Excerpts from a figure dataset:
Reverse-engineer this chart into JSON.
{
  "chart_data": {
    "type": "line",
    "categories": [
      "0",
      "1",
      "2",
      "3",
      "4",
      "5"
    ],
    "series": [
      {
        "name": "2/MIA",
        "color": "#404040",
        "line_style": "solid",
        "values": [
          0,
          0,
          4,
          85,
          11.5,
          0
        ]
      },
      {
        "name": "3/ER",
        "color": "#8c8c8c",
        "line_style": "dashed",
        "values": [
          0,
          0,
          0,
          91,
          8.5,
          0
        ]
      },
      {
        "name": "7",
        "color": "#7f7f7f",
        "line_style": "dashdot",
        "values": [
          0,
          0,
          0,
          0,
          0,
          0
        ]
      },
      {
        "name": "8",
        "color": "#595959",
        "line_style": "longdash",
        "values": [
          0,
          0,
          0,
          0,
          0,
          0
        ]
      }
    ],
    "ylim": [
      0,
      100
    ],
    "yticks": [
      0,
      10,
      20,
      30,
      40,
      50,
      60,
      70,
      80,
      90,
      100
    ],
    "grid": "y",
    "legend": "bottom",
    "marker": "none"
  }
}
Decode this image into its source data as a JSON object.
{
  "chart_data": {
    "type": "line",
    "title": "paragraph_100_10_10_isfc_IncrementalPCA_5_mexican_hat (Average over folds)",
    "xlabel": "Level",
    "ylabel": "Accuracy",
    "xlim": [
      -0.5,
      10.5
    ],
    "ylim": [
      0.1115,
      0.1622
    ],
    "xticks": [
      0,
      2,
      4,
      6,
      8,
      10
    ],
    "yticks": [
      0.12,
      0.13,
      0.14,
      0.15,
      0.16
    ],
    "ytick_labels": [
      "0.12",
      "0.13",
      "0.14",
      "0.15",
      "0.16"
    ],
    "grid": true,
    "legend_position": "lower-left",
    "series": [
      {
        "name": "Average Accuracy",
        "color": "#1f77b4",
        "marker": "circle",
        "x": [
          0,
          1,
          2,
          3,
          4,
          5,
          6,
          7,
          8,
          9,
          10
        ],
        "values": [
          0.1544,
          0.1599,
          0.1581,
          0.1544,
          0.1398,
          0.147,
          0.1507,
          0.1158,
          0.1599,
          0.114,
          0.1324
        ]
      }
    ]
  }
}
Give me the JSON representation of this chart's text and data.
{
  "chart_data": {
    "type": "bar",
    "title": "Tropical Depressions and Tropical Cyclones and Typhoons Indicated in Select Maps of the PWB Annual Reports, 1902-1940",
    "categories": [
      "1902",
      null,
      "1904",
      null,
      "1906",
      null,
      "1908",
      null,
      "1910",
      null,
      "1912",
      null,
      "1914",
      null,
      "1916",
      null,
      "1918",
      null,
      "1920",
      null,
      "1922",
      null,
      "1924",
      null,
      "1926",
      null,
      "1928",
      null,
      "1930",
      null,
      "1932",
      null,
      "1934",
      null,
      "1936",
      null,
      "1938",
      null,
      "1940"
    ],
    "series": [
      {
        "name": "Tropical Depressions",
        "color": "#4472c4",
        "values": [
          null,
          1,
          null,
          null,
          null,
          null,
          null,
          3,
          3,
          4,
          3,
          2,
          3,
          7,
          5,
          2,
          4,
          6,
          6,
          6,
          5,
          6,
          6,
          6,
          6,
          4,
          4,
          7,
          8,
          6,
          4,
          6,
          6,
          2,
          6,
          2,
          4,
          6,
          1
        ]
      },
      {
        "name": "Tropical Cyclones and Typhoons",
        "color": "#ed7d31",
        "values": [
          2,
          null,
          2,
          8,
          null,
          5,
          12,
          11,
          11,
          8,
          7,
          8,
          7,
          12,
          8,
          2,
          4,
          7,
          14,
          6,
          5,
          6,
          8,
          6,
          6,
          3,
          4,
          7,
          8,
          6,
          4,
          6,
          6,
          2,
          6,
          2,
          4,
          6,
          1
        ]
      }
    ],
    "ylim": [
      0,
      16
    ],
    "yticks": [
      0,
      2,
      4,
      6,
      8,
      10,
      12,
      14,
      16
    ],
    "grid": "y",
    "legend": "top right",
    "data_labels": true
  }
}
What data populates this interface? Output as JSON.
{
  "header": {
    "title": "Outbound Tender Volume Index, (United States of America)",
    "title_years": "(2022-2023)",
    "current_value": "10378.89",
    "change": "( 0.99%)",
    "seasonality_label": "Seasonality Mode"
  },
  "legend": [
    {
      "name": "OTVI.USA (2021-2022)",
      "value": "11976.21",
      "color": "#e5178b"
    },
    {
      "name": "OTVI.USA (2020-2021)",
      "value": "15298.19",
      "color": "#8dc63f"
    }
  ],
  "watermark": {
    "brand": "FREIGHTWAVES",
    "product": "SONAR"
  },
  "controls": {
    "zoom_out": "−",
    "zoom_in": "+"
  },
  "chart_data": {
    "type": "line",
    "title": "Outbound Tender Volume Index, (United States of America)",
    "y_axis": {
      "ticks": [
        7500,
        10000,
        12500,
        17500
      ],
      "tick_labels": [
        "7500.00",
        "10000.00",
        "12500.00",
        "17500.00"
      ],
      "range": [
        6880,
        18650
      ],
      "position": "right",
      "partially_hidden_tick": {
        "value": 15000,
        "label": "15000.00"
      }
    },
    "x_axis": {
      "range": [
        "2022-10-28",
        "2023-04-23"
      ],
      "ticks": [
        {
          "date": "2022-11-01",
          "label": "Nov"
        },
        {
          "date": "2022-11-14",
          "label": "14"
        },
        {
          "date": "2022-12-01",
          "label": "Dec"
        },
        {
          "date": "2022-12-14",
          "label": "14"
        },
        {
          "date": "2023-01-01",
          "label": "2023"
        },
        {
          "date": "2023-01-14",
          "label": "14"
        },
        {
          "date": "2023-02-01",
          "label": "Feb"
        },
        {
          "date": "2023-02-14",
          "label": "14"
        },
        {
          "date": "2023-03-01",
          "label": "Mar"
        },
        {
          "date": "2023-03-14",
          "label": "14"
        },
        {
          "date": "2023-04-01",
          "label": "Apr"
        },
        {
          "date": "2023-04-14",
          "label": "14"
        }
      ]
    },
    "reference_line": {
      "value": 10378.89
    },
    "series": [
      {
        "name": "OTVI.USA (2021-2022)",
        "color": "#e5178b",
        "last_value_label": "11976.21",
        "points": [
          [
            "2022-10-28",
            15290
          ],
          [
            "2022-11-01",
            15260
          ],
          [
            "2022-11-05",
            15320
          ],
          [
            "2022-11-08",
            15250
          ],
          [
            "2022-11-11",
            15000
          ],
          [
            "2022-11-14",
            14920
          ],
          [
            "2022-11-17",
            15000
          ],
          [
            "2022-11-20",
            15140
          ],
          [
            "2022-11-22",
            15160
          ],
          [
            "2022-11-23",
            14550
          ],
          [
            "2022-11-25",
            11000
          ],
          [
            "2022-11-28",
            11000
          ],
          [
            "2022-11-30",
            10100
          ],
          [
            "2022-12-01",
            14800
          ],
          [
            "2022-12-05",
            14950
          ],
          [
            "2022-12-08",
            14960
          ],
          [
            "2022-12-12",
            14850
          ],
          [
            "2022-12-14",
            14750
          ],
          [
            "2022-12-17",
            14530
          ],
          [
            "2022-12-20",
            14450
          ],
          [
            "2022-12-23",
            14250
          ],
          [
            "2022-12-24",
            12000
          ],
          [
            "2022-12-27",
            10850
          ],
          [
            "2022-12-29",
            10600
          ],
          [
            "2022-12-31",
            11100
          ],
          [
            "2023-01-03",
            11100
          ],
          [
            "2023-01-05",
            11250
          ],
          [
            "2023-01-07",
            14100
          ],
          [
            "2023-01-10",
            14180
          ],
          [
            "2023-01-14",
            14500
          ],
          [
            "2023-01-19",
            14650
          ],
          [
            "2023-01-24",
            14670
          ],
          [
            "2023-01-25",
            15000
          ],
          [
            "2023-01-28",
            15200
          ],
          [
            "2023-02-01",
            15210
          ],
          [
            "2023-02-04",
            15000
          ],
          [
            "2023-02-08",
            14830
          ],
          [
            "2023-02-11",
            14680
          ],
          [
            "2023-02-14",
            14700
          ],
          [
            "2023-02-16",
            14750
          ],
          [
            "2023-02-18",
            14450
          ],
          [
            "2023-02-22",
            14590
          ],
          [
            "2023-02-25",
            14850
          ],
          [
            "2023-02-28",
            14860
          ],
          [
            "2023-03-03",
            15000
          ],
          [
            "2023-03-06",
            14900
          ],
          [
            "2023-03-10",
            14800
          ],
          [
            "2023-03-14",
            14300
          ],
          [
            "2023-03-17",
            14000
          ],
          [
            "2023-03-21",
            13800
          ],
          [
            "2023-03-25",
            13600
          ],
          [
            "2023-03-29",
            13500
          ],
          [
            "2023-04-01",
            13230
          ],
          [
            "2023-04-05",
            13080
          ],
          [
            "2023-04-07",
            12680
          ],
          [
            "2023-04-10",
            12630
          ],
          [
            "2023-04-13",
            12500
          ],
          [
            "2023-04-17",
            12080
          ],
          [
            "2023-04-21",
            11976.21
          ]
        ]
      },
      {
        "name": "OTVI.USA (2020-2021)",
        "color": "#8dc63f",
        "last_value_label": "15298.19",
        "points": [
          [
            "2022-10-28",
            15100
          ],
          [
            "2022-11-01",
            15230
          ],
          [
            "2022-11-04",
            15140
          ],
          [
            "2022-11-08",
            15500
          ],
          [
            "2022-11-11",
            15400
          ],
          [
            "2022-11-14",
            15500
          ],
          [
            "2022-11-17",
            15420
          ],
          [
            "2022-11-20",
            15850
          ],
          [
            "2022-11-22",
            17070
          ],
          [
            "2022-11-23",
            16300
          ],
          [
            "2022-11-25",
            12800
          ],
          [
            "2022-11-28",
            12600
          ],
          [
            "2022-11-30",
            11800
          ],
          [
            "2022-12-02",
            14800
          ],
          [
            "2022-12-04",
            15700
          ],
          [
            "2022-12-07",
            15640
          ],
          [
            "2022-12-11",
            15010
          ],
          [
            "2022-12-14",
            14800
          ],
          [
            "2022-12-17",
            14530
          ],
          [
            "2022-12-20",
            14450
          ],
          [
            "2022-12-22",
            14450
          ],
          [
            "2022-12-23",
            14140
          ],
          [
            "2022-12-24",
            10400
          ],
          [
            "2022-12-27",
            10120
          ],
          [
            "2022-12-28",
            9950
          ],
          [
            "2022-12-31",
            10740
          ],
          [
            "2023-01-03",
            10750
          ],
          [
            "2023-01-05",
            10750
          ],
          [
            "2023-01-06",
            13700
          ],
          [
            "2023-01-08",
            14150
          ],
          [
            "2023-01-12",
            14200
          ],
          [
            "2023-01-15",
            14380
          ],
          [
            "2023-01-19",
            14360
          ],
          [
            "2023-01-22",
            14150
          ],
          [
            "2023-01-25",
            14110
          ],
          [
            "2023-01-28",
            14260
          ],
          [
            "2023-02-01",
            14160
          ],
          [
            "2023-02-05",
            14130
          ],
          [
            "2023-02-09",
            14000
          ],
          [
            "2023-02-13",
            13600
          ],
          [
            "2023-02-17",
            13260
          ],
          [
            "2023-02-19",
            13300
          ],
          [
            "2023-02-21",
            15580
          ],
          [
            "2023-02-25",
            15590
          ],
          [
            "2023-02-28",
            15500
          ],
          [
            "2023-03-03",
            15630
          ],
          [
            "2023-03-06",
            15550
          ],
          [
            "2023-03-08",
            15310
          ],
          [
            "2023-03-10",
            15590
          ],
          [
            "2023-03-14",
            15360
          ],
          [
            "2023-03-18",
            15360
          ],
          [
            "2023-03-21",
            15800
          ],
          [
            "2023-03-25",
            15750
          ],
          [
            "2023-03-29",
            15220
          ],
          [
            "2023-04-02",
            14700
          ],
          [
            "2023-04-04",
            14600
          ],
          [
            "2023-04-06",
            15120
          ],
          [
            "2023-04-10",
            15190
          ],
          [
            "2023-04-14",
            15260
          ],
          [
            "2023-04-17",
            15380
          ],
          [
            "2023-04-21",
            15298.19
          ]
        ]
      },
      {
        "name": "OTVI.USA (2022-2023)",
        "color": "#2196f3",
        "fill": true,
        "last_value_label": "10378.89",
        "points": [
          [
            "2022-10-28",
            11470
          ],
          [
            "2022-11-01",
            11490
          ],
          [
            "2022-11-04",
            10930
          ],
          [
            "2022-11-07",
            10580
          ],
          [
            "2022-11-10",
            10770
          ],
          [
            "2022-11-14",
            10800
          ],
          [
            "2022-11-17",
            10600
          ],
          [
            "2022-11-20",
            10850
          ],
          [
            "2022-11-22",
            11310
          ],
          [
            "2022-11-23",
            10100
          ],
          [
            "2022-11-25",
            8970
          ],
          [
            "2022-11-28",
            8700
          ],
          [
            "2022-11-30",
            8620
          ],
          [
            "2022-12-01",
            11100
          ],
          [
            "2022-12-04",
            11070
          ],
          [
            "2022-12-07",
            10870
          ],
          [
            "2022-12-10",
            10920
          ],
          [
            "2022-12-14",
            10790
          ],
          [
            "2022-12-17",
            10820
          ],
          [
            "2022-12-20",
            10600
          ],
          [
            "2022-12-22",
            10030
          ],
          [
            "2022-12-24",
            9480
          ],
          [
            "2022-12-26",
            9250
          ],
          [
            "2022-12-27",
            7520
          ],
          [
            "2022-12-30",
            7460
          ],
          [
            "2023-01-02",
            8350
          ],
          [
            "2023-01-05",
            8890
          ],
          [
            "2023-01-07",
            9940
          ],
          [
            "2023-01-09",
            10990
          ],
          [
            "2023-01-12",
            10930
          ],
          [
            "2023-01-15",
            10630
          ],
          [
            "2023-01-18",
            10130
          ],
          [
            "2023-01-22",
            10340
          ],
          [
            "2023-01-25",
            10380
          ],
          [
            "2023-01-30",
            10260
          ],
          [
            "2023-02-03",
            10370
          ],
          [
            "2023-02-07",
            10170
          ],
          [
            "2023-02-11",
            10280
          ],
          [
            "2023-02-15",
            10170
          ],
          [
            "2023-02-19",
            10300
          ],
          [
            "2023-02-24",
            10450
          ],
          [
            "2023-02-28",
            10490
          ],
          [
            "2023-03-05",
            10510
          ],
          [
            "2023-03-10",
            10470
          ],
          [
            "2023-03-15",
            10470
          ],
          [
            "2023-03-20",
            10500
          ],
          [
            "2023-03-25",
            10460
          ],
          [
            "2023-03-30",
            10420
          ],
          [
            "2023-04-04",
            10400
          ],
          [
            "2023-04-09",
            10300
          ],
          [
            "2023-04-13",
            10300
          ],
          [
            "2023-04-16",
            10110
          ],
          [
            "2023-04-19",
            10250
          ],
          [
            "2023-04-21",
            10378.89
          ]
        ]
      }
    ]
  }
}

WHAT YOU HAVE TO DO:
In the listing above, locate each line with "JSON" and copy it.

EXERCISE ANSWER:
Reverse-engineer this chart into JSON.
Decode this image into its source data as a JSON object.
Give me the JSON representation of this chart's text and data.
What data populates this interface? Output as JSON.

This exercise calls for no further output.